=== PROBLEM DESCRIPTION ===
Go through the records and show each line where the word "title" occurs.

(Figure contents as structured data)
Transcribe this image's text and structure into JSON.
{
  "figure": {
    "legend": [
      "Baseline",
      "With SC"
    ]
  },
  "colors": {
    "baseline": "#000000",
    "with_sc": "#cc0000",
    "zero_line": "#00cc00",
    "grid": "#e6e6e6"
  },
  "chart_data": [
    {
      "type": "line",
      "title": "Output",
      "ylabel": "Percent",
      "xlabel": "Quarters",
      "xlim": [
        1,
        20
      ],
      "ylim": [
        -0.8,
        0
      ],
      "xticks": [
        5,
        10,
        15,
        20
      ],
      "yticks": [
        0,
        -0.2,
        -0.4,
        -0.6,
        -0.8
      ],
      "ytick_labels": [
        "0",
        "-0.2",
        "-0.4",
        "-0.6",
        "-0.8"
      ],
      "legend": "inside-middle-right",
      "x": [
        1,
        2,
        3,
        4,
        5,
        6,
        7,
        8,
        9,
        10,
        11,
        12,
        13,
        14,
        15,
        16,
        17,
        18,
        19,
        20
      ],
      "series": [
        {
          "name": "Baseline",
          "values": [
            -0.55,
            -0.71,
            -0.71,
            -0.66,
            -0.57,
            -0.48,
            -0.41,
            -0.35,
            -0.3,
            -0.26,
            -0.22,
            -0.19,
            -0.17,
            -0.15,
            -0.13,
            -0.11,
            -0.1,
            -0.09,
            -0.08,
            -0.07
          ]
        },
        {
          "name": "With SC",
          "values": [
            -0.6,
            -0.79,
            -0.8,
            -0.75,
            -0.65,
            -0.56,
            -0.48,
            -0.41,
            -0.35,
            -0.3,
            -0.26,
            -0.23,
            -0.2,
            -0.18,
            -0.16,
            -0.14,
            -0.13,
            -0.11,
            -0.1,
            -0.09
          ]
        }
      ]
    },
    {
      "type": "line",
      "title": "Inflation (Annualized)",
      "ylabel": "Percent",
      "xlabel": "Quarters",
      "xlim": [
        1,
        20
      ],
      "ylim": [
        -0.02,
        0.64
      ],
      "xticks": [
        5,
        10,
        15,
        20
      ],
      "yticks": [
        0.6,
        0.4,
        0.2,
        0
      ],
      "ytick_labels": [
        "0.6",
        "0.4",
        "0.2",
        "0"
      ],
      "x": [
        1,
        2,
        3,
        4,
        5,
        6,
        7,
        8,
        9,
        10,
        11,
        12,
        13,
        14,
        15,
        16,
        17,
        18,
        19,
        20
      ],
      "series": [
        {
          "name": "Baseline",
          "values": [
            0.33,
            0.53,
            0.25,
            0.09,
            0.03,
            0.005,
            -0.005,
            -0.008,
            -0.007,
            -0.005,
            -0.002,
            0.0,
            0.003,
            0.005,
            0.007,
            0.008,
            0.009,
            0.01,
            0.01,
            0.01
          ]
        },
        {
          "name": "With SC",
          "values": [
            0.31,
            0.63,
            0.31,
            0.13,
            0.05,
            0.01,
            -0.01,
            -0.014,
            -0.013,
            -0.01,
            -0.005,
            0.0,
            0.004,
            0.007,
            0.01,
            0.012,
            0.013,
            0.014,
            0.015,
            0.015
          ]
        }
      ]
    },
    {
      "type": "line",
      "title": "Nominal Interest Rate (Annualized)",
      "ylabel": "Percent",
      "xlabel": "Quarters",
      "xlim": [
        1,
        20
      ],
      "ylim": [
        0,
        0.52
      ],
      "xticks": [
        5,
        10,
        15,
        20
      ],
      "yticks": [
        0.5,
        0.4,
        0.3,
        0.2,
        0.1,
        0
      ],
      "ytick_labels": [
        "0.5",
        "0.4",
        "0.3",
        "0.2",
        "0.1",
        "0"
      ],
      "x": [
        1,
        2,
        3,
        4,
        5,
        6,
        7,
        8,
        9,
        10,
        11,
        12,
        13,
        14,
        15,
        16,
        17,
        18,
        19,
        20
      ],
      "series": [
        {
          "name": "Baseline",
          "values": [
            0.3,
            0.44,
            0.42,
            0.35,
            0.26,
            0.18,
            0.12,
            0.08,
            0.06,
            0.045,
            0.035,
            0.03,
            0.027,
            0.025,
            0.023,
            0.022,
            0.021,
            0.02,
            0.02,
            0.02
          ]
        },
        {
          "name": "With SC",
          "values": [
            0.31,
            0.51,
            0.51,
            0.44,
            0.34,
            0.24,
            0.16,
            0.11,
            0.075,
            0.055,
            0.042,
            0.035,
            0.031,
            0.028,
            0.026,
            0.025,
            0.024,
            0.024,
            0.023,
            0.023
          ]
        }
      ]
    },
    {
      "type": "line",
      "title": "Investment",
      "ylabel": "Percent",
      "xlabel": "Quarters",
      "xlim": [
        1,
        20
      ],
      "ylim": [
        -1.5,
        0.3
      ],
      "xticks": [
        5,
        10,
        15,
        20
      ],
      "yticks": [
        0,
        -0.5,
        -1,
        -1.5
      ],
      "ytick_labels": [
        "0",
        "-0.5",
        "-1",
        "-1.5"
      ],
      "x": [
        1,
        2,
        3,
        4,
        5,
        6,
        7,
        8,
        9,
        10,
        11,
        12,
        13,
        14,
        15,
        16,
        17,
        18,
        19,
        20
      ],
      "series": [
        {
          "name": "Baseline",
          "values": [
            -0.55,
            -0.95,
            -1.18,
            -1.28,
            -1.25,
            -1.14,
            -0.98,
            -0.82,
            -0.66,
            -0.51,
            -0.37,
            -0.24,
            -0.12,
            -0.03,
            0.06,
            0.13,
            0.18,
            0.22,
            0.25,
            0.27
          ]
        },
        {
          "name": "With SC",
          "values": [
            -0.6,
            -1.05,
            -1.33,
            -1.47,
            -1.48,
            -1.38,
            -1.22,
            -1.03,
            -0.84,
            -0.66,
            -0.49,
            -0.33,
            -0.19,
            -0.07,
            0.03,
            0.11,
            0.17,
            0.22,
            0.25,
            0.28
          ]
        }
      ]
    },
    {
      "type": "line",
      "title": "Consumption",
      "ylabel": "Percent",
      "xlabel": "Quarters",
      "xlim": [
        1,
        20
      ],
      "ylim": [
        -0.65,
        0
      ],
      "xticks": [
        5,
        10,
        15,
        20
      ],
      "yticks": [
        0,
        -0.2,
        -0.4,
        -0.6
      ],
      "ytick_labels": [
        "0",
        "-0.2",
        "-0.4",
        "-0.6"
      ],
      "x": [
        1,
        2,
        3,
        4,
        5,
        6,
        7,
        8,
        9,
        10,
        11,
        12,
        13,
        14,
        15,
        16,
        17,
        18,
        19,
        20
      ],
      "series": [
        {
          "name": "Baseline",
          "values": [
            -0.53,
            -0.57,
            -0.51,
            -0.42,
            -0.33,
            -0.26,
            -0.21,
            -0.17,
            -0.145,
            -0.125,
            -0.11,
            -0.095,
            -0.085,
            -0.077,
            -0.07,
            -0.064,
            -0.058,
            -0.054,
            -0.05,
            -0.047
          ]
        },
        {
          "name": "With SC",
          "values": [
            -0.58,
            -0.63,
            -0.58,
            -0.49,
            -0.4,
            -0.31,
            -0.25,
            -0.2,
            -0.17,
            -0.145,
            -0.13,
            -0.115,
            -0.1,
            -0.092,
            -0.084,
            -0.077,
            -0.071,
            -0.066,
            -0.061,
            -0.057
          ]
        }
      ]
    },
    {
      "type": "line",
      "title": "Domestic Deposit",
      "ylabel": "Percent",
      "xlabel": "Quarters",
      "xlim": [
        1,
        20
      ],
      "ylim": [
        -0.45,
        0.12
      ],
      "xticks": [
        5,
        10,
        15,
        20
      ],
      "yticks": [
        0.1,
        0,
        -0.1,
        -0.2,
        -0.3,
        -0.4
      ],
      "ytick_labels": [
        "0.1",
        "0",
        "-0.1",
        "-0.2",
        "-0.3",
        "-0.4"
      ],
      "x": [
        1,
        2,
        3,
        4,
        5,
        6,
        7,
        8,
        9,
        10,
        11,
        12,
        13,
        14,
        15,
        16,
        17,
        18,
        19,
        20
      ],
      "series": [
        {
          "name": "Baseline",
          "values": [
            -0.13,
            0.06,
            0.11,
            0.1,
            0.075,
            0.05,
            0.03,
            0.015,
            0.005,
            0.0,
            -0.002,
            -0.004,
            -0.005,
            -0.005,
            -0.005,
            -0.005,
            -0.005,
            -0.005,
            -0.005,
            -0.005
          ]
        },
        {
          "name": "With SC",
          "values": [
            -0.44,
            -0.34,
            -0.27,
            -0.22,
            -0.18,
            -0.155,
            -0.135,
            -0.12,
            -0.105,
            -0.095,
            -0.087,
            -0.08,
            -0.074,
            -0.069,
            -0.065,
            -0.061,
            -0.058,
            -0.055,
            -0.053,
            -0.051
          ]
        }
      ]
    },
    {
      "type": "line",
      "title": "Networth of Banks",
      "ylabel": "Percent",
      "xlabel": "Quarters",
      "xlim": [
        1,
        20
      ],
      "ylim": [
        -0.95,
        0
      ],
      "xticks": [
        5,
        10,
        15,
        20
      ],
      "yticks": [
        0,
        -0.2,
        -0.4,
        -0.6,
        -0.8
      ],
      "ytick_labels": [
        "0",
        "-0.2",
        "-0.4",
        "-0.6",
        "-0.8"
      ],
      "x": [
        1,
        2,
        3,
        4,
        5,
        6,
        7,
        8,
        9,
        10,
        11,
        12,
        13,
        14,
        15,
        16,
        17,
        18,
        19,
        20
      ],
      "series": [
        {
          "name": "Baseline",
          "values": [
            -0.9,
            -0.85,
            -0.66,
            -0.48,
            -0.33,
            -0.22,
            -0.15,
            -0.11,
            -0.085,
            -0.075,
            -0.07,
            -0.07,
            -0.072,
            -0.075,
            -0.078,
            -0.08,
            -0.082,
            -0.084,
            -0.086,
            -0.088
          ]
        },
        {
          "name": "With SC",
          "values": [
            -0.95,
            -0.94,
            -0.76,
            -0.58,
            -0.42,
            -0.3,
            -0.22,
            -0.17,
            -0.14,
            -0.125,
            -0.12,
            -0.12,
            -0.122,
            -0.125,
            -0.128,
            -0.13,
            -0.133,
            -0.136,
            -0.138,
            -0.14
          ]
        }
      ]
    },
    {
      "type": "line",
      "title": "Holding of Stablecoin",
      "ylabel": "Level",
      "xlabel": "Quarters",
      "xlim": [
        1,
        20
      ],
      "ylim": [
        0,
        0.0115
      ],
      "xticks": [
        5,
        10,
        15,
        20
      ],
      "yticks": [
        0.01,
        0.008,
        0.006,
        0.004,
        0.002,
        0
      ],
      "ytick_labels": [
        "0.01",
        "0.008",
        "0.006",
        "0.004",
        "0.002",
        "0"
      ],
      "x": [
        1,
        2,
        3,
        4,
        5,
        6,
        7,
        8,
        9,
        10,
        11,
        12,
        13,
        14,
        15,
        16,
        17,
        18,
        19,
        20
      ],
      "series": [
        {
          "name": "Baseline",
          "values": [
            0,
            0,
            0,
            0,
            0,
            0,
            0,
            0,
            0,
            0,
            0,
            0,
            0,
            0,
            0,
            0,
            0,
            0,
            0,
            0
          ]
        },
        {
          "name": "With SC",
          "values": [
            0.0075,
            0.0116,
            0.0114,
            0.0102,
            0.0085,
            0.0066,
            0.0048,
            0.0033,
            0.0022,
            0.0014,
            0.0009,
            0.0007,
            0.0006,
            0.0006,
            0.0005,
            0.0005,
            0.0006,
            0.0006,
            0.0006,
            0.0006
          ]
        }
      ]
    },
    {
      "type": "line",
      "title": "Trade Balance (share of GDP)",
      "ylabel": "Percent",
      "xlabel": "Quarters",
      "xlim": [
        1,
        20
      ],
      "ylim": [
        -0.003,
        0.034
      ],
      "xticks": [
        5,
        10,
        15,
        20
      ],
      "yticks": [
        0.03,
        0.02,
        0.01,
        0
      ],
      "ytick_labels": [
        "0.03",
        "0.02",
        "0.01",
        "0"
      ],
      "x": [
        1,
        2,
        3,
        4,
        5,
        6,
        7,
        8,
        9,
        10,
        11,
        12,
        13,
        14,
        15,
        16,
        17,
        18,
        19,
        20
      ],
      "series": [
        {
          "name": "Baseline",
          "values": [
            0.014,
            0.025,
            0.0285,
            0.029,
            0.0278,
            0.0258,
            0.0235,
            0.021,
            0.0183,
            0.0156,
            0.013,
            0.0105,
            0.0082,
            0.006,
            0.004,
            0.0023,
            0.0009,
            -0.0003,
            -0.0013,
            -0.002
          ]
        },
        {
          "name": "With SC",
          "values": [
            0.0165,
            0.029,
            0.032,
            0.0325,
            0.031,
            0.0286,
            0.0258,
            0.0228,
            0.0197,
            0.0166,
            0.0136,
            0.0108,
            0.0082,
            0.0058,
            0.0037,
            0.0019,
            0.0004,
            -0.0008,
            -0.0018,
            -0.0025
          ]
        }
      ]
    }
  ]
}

=== RESULT OF THIS TASK ===
      "title": "Output",
      "title": "Inflation (Annualized)",
      "title": "Nominal Interest Rate (Annualized)",
      "title": "Investment",
      "title": "Consumption",
      "title": "Domestic Deposit",
      "title": "Networth of Banks",
      "title": "Holding of Stablecoin",
      "title": "Trade Balance (share of GDP)",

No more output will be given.